Your task | List the lines of this listing that hold the word "more".
** start **
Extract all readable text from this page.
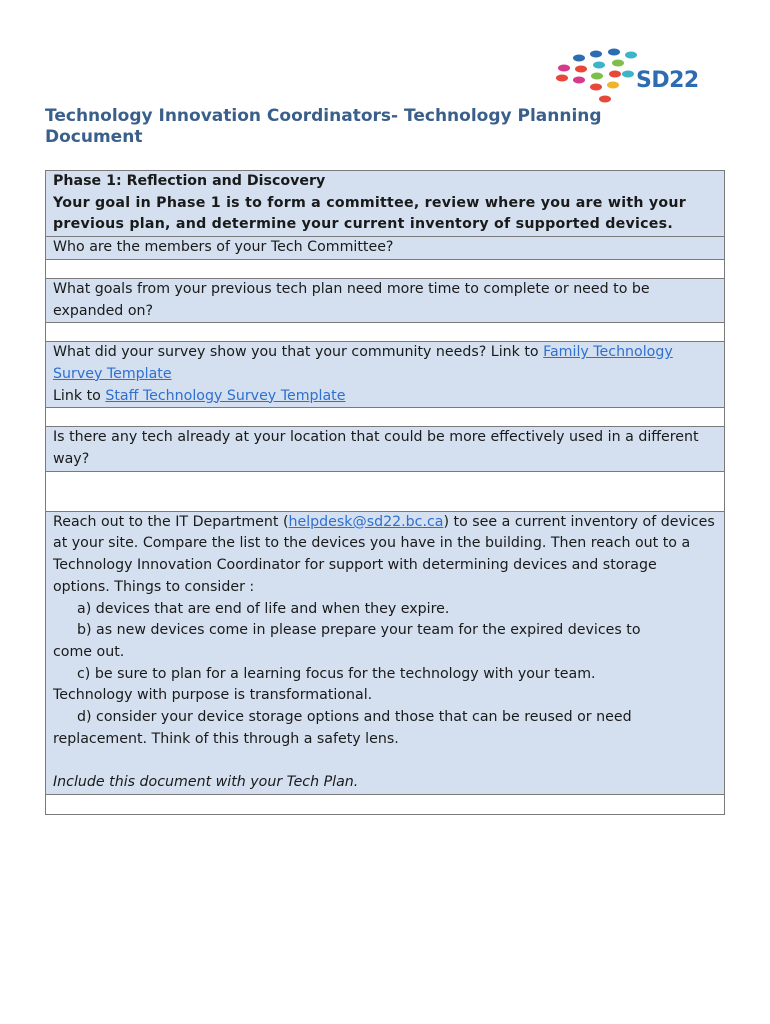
SD22
Technology Innovation Coordinators- Technology Planning Document
Phase 1: Reflection and Discovery
Your goal in Phase 1 is to form a committee, review where you are with your previous plan, and determine your current inventory of supported devices.
Who are the members of your Tech Committee?
What goals from your previous tech plan need more time to complete or need to be expanded on?
What did your survey show you that your community needs? Link to Family Technology Survey Template
Link to Staff Technology Survey Template
Is there any tech already at your location that could be more effectively used in a different way?
Reach out to the IT Department (helpdesk@sd22.bc.ca) to see a current inventory of devices at your site. Compare the list to the devices you have in the building. Then reach out to a Technology Innovation Coordinator for support with determining devices and storage options. Things to consider :
a) devices that are end of life and when they expire.
b) as new devices come in please prepare your team for the expired devices to
come out.
c) be sure to plan for a learning focus for the technology with your team.
Technology with purpose is transformational.
d) consider your device storage options and those that can be reused or need
replacement. Think of this through a safety lens.
Include this document with your Tech Plan.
** end **
Final result |
What goals from your previous tech plan need more time to complete or need to be expanded on?
Is there any tech already at your location that could be more effectively used in a different way?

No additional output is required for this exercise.